-- begin Source data --
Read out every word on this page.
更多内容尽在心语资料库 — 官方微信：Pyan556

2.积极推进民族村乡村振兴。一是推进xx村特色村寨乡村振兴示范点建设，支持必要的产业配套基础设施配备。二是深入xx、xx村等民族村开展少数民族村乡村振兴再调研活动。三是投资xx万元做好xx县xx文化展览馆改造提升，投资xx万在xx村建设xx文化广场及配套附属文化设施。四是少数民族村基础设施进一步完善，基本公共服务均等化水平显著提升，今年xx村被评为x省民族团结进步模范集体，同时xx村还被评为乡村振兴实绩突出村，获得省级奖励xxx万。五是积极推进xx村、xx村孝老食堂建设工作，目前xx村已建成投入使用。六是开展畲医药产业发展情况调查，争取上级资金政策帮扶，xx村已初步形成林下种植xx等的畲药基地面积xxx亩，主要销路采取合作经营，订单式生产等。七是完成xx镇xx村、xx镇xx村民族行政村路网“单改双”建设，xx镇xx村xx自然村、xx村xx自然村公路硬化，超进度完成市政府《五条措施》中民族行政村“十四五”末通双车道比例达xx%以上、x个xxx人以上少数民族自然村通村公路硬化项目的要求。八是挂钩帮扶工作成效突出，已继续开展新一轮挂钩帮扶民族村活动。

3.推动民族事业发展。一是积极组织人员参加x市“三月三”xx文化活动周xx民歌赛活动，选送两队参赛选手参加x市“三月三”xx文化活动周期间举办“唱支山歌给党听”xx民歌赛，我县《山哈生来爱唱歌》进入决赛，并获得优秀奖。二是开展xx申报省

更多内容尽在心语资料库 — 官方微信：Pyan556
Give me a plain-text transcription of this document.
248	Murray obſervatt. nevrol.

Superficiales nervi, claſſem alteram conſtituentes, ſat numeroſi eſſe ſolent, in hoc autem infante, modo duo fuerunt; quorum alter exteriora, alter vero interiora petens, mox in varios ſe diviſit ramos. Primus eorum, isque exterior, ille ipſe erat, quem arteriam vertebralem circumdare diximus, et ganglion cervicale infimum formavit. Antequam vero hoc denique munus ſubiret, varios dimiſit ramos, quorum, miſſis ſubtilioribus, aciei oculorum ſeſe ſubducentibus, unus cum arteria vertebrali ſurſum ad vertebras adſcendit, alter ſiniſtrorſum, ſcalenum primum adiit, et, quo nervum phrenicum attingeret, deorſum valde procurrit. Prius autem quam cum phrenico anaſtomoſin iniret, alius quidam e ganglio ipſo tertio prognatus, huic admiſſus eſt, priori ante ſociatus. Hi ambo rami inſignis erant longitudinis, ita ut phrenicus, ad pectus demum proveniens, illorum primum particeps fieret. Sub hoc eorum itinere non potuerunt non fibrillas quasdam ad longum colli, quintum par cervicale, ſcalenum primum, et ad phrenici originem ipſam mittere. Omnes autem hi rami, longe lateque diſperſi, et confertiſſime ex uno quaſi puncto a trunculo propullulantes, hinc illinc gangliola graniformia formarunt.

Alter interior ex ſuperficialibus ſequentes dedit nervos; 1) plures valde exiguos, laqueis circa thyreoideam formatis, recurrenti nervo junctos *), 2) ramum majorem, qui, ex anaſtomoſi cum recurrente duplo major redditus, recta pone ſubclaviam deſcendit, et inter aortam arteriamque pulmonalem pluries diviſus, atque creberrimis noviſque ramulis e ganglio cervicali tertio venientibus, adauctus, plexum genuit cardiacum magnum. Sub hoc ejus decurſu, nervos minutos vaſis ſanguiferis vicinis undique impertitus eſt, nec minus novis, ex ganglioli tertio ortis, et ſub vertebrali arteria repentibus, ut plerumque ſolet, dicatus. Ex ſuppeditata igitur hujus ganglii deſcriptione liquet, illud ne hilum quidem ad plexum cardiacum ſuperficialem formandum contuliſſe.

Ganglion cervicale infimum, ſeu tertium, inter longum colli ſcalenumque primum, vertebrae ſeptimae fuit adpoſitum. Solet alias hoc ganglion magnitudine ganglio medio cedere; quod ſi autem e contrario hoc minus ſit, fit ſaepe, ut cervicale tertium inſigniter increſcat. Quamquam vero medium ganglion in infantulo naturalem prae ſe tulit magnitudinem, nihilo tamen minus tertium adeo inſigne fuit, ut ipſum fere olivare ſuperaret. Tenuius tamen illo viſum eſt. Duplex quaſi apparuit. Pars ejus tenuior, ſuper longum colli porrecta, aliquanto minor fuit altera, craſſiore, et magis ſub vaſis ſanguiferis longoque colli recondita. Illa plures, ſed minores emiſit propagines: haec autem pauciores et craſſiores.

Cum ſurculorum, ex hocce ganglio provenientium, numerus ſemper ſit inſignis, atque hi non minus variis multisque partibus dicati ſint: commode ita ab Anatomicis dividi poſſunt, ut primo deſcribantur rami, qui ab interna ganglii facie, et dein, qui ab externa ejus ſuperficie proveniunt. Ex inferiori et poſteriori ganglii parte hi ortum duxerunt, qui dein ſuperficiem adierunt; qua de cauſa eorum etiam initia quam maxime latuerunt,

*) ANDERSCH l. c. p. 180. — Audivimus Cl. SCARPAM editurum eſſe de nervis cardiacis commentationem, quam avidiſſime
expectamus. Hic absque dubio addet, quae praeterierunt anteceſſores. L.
-- end Source data --
Copy each line of the entries that includes the word "this".

Read out every word on this page.
Give me a plain-text transcription of this document.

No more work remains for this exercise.